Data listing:
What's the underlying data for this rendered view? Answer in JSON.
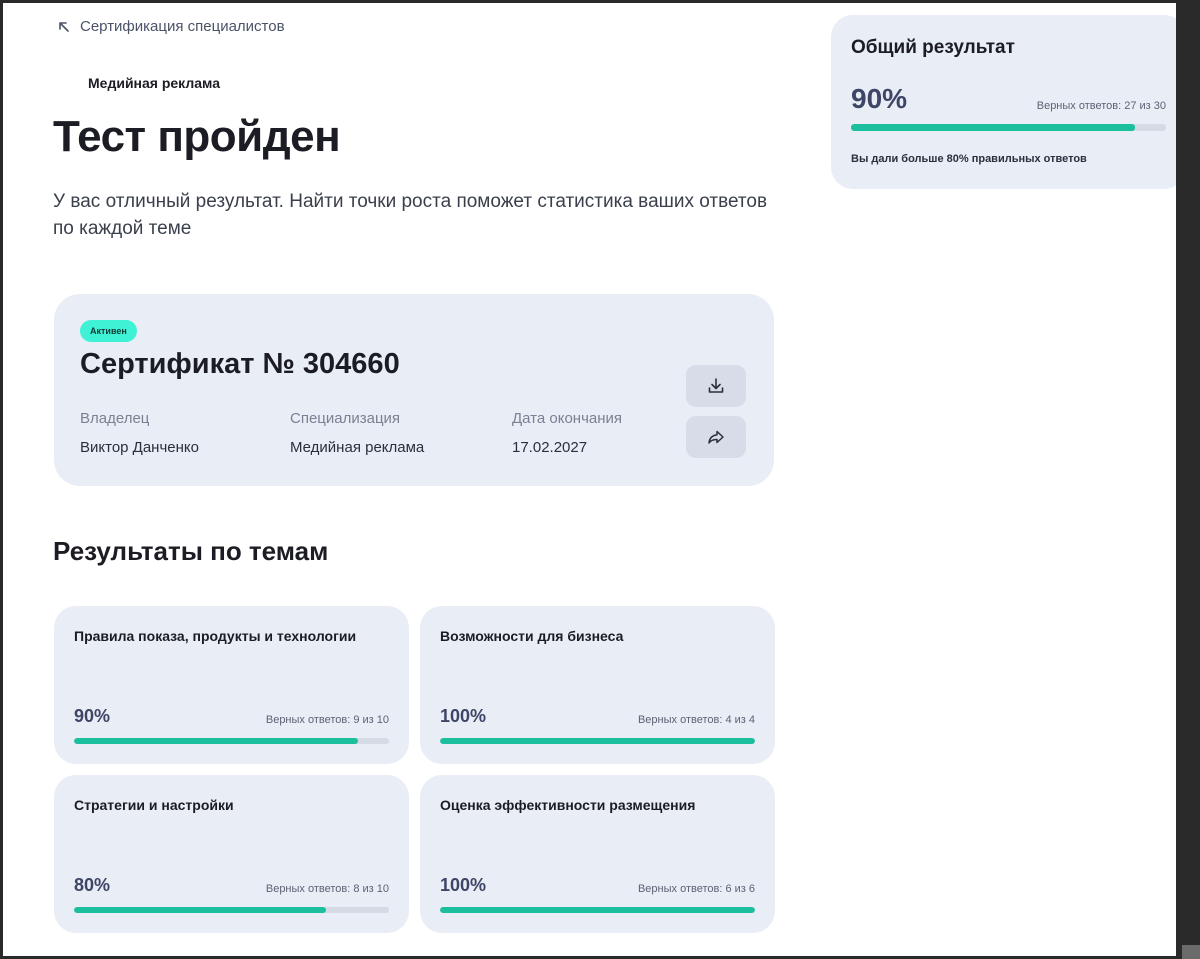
{
  "breadcrumb": {
    "back_label": "Сертификация специалистов",
    "icon": "arrow-up-left-icon"
  },
  "category": "Медийная реклама",
  "title": "Тест пройден",
  "subtitle": "У вас отличный результат. Найти точки роста поможет статистика ваших ответов по каждой теме",
  "certificate": {
    "status": "Активен",
    "title": "Сертификат № 304660",
    "fields": [
      {
        "label": "Владелец",
        "value": "Виктор Данченко"
      },
      {
        "label": "Специализация",
        "value": "Медийная реклама"
      },
      {
        "label": "Дата окончания",
        "value": "17.02.2027"
      }
    ],
    "actions": [
      {
        "name": "download",
        "icon": "download-icon"
      },
      {
        "name": "share",
        "icon": "share-icon"
      }
    ],
    "status_color": "#3ff2d6"
  },
  "topics_section": {
    "title": "Результаты по темам",
    "topics": [
      {
        "name": "Правила показа, продукты и технологии",
        "percent": "90%",
        "correct": "Верных ответов: 9 из 10",
        "fraction": 0.9
      },
      {
        "name": "Возможности для бизнеса",
        "percent": "100%",
        "correct": "Верных ответов: 4 из 4",
        "fraction": 1.0
      },
      {
        "name": "Стратегии и настройки",
        "percent": "80%",
        "correct": "Верных ответов: 8 из 10",
        "fraction": 0.8
      },
      {
        "name": "Оценка эффективности размещения",
        "percent": "100%",
        "correct": "Верных ответов: 6 из 6",
        "fraction": 1.0
      }
    ]
  },
  "overall": {
    "title": "Общий результат",
    "percent": "90%",
    "correct": "Верных ответов: 27 из 30",
    "fraction": 0.9,
    "note": "Вы дали больше 80% правильных ответов"
  },
  "colors": {
    "accent": "#1bbf9e",
    "card_bg": "#e9edf5",
    "badge": "#3ff2d6"
  }
}
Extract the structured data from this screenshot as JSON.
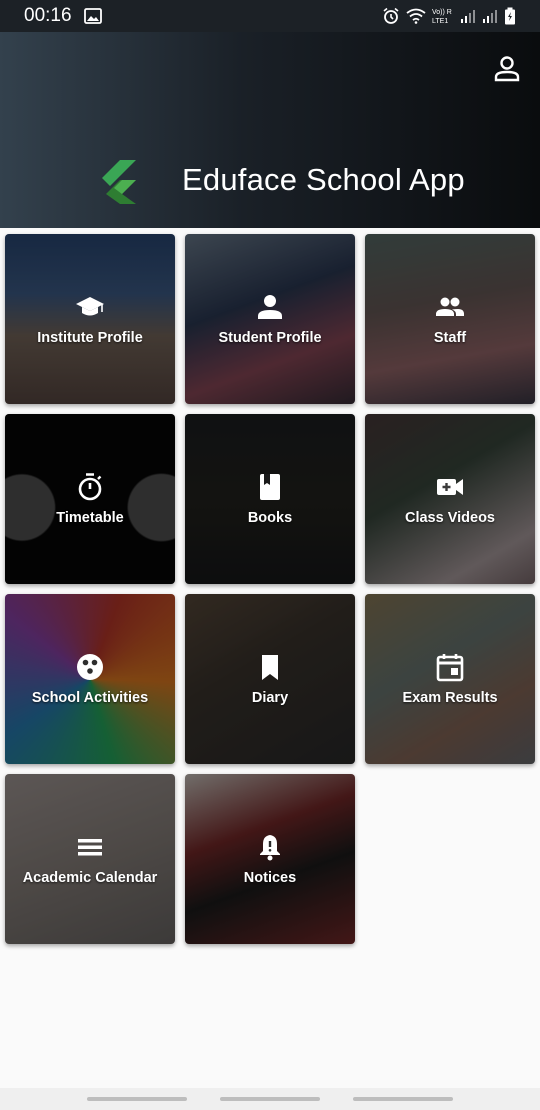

* Problem to work on
Take every line from the data above that holds "Медийная" and copy it out.

* Correct result
  "category": "Медийная реклама",
        "value": "Медийная реклама"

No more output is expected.